_WHAT TO DO:_
How many lines in this material include the string "friendly"? Answer with the number and nothing further.
|---|
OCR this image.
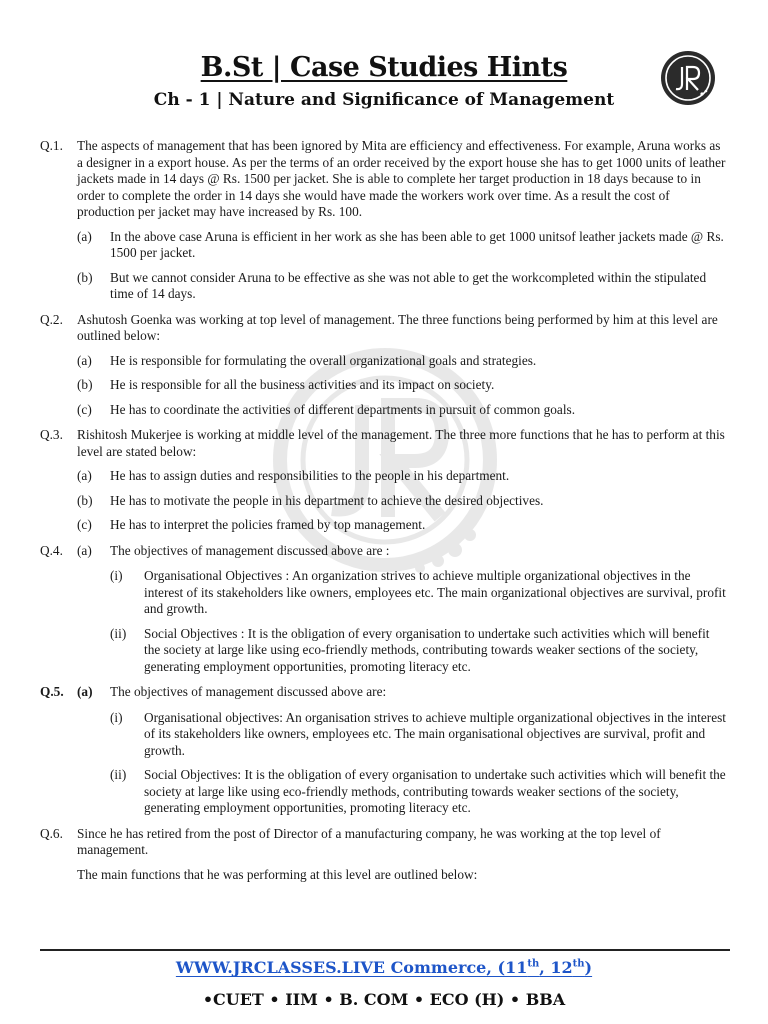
B.St | Case Studies Hints
Ch - 1 | Nature and Significance of Management
Q.1. The aspects of management that has been ignored by Mita are efficiency and effectiveness. For example, Aruna works as a designer in a export house. As per the terms of an order received by the export house she has to get 1000 units of leather jackets made in 14 days @ Rs. 1500 per jacket. She is able to complete her target production in 18 days because to in order to complete the order in 14 days she would have made the workers work over time. As a result the cost of production per jacket may have increased by Rs. 100.
(a) In the above case Aruna is efficient in her work as she has been able to get 1000 unitsof leather jackets made @ Rs. 1500 per jacket.
(b) But we cannot consider Aruna to be effective as she was not able to get the workcompleted within the stipulated time of 14 days.
Q.2. Ashutosh Goenka was working at top level of management. The three functions being performed by him at this level are outlined below:
(a) He is responsible for formulating the overall organizational goals and strategies.
(b) He is responsible for all the business activities and its impact on society.
(c) He has to coordinate the activities of different departments in pursuit of common goals.
Q.3. Rishitosh Mukerjee is working at middle level of the management. The three more functions that he has to perform at this level are stated below:
(a) He has to assign duties and responsibilities to the people in his department.
(b) He has to motivate the people in his department to achieve the desired objectives.
(c) He has to interpret the policies framed by top management.
Q.4. (a) The objectives of management discussed above are :
(i) Organisational Objectives : An organization strives to achieve multiple organizational objectives in the interest of its stakeholders like owners, employees etc. The main organizational objectives are survival, profit and growth.
(ii) Social Objectives : It is the obligation of every organisation to undertake such activities which will benefit the society at large like using eco-friendly methods, contributing towards weaker sections of the society, generating employment opportunities, promoting literacy etc.
Q.5. (a) The objectives of management discussed above are:
(i) Organisational objectives: An organisation strives to achieve multiple organizational objectives in the interest of its stakeholders like owners, employees etc. The main organisational objectives are survival, profit and growth.
(ii) Social Objectives: It is the obligation of every organisation to undertake such activities which will benefit the society at large like using eco-friendly methods, contributing towards weaker sections of the society, generating employment opportunities, promoting literacy etc.
Q.6. Since he has retired from the post of Director of a manufacturing company, he was working at the top level of management.
The main functions that he was performing at this level are outlined below:
WWW.JRCLASSES.LIVE Commerce, (11th, 12th)
•CUET • IIM • B. COM • ECO (H) • BBA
|---|
_OUTPUT:_
2